» **Required task**
Copy the data below verbatim, from the line containing "Patent image size: (875, 816)." up to and including the line containing "The resistor R4 is at (127, 157).", and nothing else.

» **Source material**
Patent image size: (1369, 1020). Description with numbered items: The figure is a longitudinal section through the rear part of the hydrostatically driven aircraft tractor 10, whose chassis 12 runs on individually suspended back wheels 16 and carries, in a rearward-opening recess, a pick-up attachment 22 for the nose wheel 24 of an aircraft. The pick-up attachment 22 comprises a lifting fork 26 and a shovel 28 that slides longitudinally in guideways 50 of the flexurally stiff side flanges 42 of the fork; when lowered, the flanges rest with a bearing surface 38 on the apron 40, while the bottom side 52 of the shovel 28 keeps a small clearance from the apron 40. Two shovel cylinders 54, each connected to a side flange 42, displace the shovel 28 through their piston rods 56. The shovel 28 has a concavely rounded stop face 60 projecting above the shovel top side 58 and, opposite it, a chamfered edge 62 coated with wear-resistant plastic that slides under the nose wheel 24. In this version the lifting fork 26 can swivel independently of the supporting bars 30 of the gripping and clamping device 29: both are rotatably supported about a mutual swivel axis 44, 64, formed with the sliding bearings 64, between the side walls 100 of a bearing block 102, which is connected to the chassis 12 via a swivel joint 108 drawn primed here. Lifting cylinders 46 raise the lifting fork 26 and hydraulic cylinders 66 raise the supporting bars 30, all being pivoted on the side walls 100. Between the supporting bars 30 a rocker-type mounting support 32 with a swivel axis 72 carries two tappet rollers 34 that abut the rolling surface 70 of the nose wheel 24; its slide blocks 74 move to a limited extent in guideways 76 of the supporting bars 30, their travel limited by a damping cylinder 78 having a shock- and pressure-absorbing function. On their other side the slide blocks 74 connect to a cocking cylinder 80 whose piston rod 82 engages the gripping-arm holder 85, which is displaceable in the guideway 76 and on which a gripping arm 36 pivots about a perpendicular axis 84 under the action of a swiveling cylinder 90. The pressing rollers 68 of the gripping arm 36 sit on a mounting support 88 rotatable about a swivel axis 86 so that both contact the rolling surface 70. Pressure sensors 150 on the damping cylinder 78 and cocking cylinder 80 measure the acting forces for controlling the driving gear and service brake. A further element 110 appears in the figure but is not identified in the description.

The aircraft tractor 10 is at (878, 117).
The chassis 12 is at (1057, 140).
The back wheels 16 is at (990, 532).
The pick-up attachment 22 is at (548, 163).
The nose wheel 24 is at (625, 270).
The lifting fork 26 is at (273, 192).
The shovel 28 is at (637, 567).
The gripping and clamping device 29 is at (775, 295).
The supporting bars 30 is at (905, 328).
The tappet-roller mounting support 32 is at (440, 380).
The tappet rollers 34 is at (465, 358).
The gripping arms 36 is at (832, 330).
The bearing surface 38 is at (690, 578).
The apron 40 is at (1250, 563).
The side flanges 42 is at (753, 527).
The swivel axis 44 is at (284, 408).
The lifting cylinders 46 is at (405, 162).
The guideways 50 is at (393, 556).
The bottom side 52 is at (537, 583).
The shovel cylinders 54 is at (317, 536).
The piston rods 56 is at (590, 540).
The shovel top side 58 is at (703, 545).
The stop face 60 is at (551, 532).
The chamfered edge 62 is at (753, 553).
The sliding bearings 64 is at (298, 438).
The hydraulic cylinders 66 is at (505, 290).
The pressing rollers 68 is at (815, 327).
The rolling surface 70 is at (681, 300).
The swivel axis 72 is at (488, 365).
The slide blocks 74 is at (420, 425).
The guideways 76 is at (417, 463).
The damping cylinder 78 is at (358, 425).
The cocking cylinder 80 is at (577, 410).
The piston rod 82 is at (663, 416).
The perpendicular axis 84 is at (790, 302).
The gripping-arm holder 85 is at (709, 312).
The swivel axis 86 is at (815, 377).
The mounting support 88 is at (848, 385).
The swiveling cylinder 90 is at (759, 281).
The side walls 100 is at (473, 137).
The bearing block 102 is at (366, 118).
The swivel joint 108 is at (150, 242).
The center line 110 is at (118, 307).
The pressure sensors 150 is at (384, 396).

--

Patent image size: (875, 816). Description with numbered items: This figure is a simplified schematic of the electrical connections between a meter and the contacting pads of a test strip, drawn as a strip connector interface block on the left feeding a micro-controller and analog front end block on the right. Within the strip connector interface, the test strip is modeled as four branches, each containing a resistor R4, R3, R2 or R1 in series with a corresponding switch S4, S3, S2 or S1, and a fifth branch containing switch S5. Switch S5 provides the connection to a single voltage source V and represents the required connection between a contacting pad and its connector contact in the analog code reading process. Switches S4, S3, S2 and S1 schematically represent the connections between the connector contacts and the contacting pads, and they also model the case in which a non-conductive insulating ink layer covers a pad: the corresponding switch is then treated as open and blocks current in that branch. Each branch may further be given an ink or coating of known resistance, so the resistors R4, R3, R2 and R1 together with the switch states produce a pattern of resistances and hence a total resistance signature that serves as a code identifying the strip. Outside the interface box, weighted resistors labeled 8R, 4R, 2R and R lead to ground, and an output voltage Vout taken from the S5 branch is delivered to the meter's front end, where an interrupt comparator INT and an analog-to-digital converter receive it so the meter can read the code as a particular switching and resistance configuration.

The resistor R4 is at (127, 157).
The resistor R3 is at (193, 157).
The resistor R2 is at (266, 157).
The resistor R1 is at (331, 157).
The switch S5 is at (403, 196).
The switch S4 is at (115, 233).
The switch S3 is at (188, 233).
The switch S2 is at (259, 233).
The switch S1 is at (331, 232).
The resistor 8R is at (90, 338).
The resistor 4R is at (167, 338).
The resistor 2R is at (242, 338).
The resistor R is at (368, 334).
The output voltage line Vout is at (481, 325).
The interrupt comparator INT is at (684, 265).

» **Output**
Patent image size: (875, 816). Description with numbered items: This figure is a simplified schematic of the electrical connections between a meter and the contacting pads of a test strip, drawn as a strip connector interface block on the left feeding a micro-controller and analog front end block on the right. Within the strip connector interface, the test strip is modeled as four branches, each containing a resistor R4, R3, R2 or R1 in series with a corresponding switch S4, S3, S2 or S1, and a fifth branch containing switch S5. Switch S5 provides the connection to a single voltage source V and represents the required connection between a contacting pad and its connector contact in the analog code reading process. Switches S4, S3, S2 and S1 schematically represent the connections between the connector contacts and the contacting pads, and they also model the case in which a non-conductive insulating ink layer covers a pad: the corresponding switch is then treated as open and blocks current in that branch. Each branch may further be given an ink or coating of known resistance, so the resistors R4, R3, R2 and R1 together with the switch states produce a pattern of resistances and hence a total resistance signature that serves as a code identifying the strip. Outside the interface box, weighted resistors labeled 8R, 4R, 2R and R lead to ground, and an output voltage Vout taken from the S5 branch is delivered to the meter's front end, where an interrupt comparator INT and an analog-to-digital converter receive it so the meter can read the code as a particular switching and resistance configuration.

The resistor R4 is at (127, 157).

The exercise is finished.